* _Data records_:

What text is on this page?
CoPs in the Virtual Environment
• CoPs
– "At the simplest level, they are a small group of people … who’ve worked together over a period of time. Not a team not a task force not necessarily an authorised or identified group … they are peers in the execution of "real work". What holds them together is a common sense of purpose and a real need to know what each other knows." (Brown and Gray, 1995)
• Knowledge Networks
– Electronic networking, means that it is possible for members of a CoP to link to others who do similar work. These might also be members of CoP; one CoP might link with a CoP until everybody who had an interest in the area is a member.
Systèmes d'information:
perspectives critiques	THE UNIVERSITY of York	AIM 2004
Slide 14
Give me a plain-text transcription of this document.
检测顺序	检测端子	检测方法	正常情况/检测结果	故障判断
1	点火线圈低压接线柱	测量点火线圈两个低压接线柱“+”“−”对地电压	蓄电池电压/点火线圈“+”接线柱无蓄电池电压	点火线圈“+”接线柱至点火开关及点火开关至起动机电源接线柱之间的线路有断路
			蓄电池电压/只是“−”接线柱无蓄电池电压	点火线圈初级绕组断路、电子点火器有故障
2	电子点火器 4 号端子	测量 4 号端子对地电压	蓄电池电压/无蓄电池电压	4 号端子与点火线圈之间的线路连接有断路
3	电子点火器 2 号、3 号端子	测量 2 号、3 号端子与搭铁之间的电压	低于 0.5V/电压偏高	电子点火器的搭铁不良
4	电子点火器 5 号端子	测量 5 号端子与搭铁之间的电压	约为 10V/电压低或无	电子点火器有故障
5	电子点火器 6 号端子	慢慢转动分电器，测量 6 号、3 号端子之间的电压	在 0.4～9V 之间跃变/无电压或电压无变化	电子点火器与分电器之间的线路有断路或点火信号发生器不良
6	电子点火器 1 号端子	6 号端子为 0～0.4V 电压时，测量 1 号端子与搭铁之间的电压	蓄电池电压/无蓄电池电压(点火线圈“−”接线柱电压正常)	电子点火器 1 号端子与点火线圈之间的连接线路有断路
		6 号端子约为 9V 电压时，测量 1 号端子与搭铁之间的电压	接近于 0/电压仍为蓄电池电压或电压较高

* _Prompt_:
Copy out each record, keeping every word as it is.

* _Answer to the exercise_:
What text is on this page?
CoPs in the Virtual Environment
• CoPs
– "At the simplest level, they are a small group of people … who’ve worked together over a period of time. Not a team not a task force not necessarily an authorised or identified group … they are peers in the execution of "real work". What holds them together is a common sense of purpose and a real need to know what each other knows." (Brown and Gray, 1995)
• Knowledge Networks
– Electronic networking, means that it is possible for members of a CoP to link to others who do similar work. These might also be members of CoP; one CoP might link with a CoP until everybody who had an interest in the area is a member.
Systèmes d'information:
perspectives critiques	THE UNIVERSITY of York	AIM 2004
Slide 14
Give me a plain-text transcription of this document.
检测顺序	检测端子	检测方法	正常情况/检测结果	故障判断
1	点火线圈低压接线柱	测量点火线圈两个低压接线柱“+”“−”对地电压	蓄电池电压/点火线圈“+”接线柱无蓄电池电压	点火线圈“+”接线柱至点火开关及点火开关至起动机电源接线柱之间的线路有断路
			蓄电池电压/只是“−”接线柱无蓄电池电压	点火线圈初级绕组断路、电子点火器有故障
2	电子点火器 4 号端子	测量 4 号端子对地电压	蓄电池电压/无蓄电池电压	4 号端子与点火线圈之间的线路连接有断路
3	电子点火器 2 号、3 号端子	测量 2 号、3 号端子与搭铁之间的电压	低于 0.5V/电压偏高	电子点火器的搭铁不良
4	电子点火器 5 号端子	测量 5 号端子与搭铁之间的电压	约为 10V/电压低或无	电子点火器有故障
5	电子点火器 6 号端子	慢慢转动分电器，测量 6 号、3 号端子之间的电压	在 0.4～9V 之间跃变/无电压或电压无变化	电子点火器与分电器之间的线路有断路或点火信号发生器不良
6	电子点火器 1 号端子	6 号端子为 0～0.4V 电压时，测量 1 号端子与搭铁之间的电压	蓄电池电压/无蓄电池电压(点火线圈“−”接线柱电压正常)	电子点火器 1 号端子与点火线圈之间的连接线路有断路
		6 号端子约为 9V 电压时，测量 1 号端子与搭铁之间的电压	接近于 0/电压仍为蓄电池电压或电压较高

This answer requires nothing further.